Work to do
Find the string "CyberGlo" and gather every line that holds it.

Record extracts
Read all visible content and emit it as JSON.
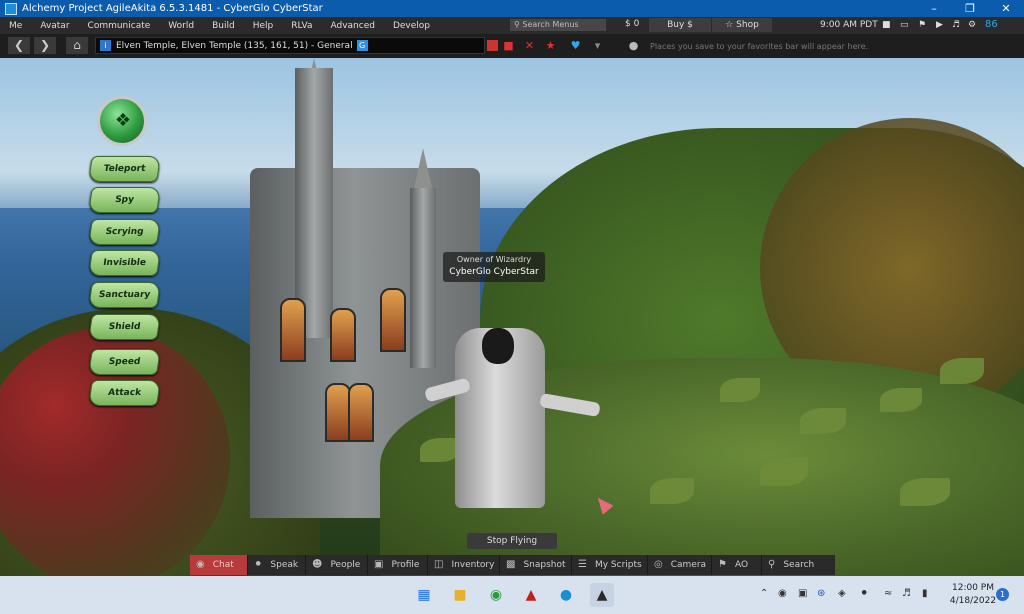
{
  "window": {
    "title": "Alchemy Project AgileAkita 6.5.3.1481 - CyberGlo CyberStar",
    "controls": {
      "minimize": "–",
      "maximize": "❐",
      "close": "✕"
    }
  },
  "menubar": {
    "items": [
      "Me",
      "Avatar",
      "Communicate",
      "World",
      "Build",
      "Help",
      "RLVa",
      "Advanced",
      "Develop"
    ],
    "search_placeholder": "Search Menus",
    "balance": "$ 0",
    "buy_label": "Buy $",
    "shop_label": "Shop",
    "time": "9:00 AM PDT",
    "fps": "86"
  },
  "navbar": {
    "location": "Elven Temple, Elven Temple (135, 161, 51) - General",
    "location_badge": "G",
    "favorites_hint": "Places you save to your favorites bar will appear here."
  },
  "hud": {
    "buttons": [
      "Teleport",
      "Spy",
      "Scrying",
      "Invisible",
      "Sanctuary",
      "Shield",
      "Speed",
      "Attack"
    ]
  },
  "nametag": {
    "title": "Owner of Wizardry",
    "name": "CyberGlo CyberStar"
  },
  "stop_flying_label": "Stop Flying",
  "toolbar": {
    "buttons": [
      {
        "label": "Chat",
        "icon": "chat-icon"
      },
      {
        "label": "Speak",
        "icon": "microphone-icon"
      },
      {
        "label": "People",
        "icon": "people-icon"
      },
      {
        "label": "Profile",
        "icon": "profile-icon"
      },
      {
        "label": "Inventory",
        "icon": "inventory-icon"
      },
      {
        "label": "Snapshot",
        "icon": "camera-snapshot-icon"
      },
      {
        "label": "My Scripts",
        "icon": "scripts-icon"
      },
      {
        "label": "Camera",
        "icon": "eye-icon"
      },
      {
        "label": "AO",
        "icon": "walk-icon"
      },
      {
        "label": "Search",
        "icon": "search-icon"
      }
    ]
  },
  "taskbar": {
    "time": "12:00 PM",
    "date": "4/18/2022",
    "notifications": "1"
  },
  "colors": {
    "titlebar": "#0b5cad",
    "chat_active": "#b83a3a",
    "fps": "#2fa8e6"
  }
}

---

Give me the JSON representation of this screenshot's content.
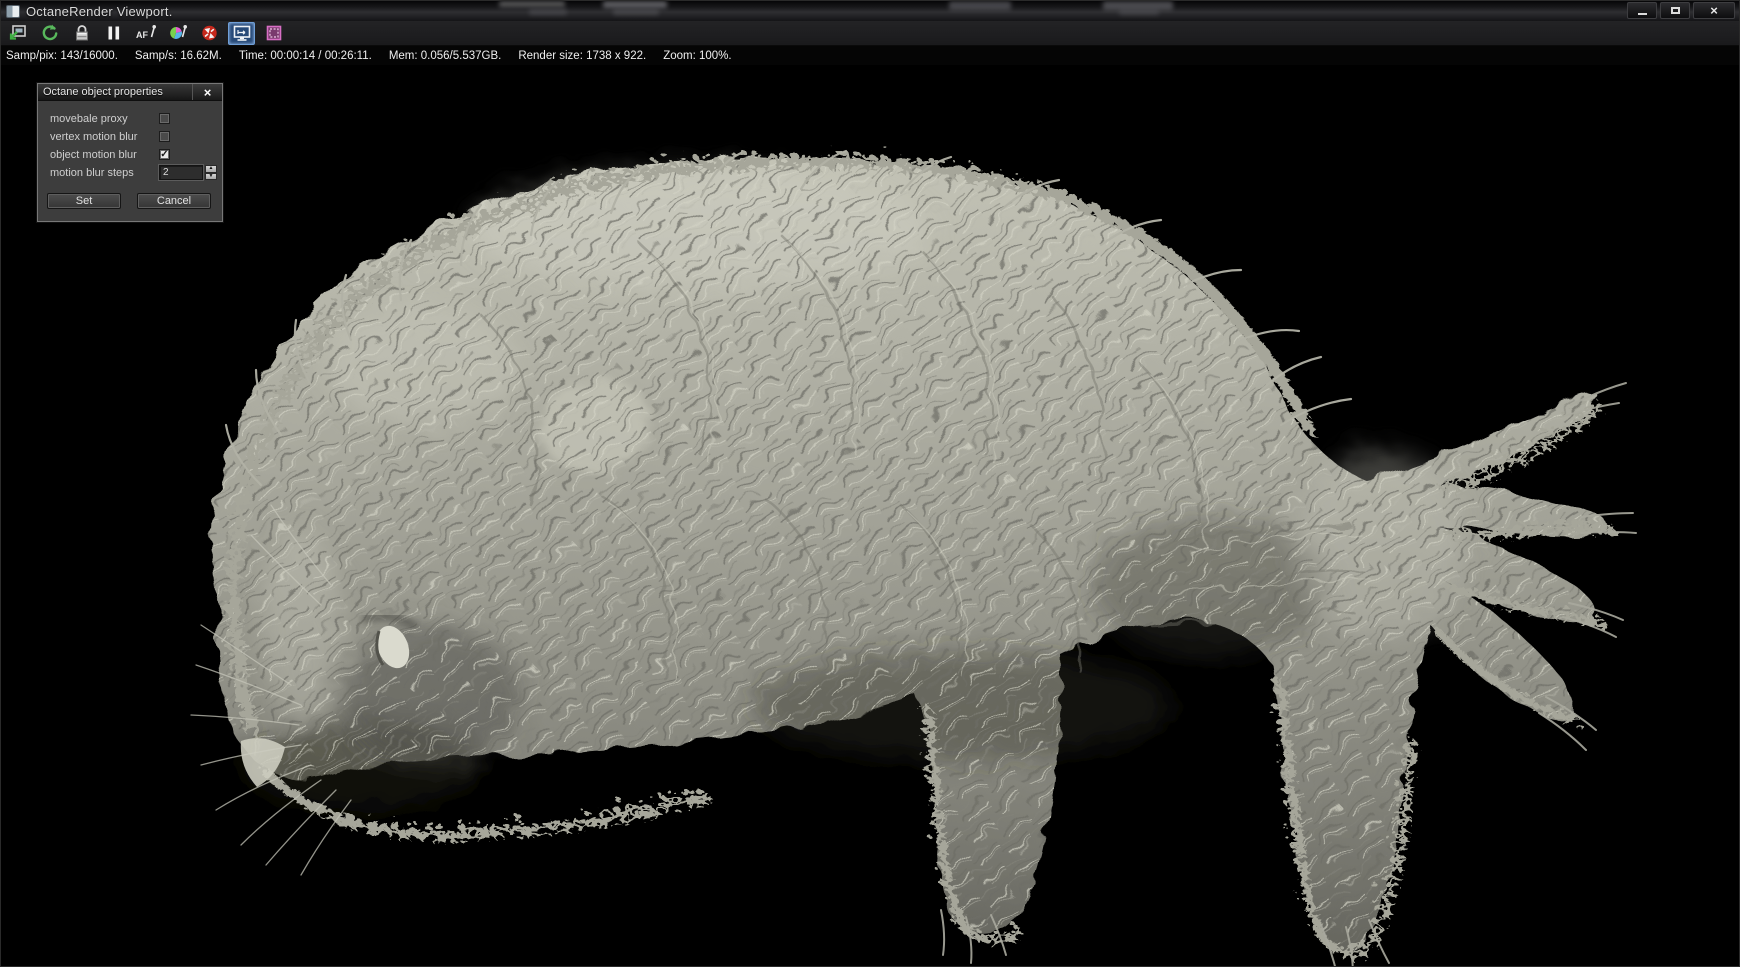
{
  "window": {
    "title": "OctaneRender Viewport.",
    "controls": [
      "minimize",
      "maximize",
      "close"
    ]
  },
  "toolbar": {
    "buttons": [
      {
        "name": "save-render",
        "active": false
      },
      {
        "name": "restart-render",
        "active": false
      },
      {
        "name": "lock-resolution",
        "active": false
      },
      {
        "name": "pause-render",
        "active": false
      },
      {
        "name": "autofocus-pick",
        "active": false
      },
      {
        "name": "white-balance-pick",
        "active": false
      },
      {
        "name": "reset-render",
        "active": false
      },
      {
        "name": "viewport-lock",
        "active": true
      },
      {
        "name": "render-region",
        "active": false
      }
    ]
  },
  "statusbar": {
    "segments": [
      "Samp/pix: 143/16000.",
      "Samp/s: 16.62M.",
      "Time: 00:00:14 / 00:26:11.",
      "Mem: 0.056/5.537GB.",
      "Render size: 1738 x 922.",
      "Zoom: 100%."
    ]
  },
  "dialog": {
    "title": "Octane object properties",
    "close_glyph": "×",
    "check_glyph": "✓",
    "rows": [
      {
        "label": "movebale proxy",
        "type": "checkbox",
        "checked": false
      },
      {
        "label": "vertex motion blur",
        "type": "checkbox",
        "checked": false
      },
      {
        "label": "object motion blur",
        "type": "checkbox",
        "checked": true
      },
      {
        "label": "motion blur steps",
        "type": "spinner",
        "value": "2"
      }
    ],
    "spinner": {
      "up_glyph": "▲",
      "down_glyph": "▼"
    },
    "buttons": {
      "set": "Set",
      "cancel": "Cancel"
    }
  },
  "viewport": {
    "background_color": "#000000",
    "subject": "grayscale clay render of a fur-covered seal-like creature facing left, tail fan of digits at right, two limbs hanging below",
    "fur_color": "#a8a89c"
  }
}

...

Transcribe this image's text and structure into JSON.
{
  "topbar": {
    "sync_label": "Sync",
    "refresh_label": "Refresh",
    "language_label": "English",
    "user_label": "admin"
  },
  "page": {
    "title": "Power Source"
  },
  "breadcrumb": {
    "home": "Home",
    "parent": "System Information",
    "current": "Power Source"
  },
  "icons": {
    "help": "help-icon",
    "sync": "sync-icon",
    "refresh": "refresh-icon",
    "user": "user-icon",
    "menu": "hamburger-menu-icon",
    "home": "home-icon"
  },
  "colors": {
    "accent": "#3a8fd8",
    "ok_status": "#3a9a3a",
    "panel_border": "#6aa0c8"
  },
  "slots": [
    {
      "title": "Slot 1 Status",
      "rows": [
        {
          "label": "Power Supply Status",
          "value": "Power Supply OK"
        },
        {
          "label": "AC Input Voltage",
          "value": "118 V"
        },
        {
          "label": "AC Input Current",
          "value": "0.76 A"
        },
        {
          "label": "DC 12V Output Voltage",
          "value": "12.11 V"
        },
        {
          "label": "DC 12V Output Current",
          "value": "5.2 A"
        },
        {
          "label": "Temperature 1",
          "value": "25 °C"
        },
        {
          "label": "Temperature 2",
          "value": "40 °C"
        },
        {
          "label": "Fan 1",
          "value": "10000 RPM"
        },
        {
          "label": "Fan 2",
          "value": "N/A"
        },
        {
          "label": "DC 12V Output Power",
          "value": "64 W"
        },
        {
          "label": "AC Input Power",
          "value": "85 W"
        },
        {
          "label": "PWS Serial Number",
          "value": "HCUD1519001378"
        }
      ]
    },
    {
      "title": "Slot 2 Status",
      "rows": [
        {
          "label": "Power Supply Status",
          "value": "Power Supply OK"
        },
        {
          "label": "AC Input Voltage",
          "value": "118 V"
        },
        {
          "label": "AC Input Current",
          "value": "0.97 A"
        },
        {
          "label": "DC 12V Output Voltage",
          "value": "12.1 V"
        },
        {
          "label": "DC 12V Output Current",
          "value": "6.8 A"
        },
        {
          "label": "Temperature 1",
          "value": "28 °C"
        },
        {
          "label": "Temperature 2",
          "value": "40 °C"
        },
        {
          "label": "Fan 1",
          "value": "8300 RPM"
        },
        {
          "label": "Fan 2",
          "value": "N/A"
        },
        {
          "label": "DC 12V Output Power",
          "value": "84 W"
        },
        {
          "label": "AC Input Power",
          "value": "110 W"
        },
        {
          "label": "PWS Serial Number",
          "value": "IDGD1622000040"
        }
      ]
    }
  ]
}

Correct response
    "title": "Alchemy Project AgileAkita 6.5.3.1481 - CyberGlo CyberStar",
    "name": "CyberGlo CyberStar"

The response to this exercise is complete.